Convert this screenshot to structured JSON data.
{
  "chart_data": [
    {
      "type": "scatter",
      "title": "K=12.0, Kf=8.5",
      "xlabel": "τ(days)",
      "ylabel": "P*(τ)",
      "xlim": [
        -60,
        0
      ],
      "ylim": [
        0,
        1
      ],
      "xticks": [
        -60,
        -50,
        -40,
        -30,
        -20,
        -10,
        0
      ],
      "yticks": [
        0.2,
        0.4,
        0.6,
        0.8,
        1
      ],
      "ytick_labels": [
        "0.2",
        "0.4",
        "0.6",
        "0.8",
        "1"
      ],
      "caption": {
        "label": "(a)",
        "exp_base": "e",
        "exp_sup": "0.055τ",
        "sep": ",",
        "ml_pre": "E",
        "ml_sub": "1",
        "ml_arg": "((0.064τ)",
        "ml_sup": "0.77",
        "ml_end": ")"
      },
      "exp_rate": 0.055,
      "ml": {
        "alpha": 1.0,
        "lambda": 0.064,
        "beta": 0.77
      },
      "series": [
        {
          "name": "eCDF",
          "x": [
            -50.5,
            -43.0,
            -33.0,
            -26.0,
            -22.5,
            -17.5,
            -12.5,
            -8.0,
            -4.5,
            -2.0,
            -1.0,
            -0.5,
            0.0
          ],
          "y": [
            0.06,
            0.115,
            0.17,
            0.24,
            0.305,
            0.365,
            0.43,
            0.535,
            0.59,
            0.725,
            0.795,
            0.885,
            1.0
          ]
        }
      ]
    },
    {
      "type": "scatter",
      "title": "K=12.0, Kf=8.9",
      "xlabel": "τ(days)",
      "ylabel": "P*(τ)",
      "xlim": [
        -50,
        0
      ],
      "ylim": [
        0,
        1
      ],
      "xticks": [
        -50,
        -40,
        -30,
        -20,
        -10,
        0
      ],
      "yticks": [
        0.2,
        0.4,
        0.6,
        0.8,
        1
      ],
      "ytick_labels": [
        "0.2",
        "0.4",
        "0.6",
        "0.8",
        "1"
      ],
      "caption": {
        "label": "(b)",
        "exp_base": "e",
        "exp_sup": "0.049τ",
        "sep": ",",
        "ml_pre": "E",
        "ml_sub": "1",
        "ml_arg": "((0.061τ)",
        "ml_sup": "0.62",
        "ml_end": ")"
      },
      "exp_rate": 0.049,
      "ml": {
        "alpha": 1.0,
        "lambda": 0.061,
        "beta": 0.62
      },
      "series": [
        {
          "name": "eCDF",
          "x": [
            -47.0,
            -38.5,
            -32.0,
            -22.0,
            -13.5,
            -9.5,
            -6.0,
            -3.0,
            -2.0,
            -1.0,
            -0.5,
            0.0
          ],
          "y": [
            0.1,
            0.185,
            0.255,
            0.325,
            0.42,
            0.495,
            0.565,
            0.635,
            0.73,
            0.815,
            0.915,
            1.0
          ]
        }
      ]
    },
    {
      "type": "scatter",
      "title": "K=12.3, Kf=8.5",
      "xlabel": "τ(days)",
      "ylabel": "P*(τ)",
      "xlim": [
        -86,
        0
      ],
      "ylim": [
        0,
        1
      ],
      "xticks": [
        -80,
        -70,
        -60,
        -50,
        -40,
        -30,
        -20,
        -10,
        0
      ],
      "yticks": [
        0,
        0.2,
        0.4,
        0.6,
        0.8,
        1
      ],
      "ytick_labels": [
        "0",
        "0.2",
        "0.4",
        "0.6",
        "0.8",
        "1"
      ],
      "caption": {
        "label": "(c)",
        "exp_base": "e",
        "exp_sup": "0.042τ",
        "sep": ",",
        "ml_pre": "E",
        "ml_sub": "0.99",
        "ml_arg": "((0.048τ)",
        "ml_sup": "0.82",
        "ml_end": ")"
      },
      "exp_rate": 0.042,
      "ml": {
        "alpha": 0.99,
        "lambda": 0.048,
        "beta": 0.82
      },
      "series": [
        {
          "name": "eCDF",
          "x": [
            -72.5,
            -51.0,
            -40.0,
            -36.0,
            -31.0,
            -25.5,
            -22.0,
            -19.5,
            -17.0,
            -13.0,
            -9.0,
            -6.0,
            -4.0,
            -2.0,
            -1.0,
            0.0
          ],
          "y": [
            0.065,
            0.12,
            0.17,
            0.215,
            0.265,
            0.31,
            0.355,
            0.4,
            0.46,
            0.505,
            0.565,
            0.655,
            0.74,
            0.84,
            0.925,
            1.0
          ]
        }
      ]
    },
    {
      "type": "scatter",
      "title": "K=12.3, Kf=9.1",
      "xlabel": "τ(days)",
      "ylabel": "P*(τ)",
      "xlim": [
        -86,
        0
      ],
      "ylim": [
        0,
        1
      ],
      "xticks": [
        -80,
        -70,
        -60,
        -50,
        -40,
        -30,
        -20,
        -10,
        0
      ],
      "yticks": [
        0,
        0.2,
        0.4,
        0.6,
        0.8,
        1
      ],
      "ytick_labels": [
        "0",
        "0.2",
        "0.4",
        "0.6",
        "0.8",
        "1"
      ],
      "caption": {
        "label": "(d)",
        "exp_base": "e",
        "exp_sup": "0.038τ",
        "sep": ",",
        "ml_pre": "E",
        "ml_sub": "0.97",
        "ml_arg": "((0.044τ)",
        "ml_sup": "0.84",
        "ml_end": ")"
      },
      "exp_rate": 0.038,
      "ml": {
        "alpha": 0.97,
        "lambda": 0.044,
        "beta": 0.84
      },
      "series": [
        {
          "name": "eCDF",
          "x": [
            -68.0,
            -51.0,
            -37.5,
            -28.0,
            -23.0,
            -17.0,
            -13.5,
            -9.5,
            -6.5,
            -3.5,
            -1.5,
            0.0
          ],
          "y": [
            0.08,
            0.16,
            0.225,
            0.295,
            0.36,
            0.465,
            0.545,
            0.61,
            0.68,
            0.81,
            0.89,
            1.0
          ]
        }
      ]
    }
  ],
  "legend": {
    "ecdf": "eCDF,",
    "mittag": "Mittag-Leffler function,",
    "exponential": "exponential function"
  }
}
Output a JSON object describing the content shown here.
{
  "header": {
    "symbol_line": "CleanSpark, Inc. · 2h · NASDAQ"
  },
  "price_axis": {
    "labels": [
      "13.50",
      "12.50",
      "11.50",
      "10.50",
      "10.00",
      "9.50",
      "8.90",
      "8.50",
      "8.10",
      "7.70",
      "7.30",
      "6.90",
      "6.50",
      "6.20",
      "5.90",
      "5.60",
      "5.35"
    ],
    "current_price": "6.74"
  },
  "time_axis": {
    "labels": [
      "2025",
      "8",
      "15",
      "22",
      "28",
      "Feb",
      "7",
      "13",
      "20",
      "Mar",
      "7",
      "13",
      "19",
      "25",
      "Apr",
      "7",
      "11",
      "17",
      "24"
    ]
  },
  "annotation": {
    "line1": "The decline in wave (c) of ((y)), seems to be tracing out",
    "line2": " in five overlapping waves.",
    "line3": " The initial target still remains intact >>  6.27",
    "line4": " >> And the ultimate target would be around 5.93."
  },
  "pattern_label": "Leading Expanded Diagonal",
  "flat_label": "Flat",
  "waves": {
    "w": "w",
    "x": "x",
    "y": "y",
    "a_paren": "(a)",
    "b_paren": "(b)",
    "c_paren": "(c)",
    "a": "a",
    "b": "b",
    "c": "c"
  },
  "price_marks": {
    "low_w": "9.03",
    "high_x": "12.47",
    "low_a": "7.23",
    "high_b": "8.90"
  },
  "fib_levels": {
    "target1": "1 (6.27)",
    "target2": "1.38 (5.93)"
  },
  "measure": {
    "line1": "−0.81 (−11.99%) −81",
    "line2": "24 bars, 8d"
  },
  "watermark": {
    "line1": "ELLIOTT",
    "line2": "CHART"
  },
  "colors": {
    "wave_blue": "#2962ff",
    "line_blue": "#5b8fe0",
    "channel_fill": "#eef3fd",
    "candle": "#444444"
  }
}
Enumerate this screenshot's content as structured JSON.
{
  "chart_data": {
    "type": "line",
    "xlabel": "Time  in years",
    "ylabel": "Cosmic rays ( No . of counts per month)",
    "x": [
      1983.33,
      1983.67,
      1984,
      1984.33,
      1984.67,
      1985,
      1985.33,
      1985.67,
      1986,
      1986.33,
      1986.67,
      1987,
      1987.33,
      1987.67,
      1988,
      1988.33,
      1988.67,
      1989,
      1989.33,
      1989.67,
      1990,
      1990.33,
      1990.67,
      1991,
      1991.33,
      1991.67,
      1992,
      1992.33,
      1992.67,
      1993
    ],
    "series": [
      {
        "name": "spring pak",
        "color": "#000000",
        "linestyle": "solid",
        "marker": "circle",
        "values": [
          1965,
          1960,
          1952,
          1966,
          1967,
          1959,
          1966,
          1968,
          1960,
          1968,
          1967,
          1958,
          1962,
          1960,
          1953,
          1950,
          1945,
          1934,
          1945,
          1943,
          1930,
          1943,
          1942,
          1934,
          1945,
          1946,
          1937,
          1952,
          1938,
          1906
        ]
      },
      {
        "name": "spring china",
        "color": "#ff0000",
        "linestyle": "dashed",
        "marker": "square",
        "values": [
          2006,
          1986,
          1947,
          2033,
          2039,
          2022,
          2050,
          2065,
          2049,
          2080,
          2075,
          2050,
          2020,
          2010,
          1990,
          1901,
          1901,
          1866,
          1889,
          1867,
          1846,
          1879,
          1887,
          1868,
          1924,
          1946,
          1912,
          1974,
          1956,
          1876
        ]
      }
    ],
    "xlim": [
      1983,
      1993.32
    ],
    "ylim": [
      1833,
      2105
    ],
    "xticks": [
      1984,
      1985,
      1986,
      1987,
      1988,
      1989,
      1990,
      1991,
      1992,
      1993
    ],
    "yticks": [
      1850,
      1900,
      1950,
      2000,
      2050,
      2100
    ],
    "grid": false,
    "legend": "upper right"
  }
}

Task requirements: Check every line for "screenshot" and show the ones that have it.

Problem solution:
Convert this screenshot to structured JSON data.
Enumerate this screenshot's content as structured JSON.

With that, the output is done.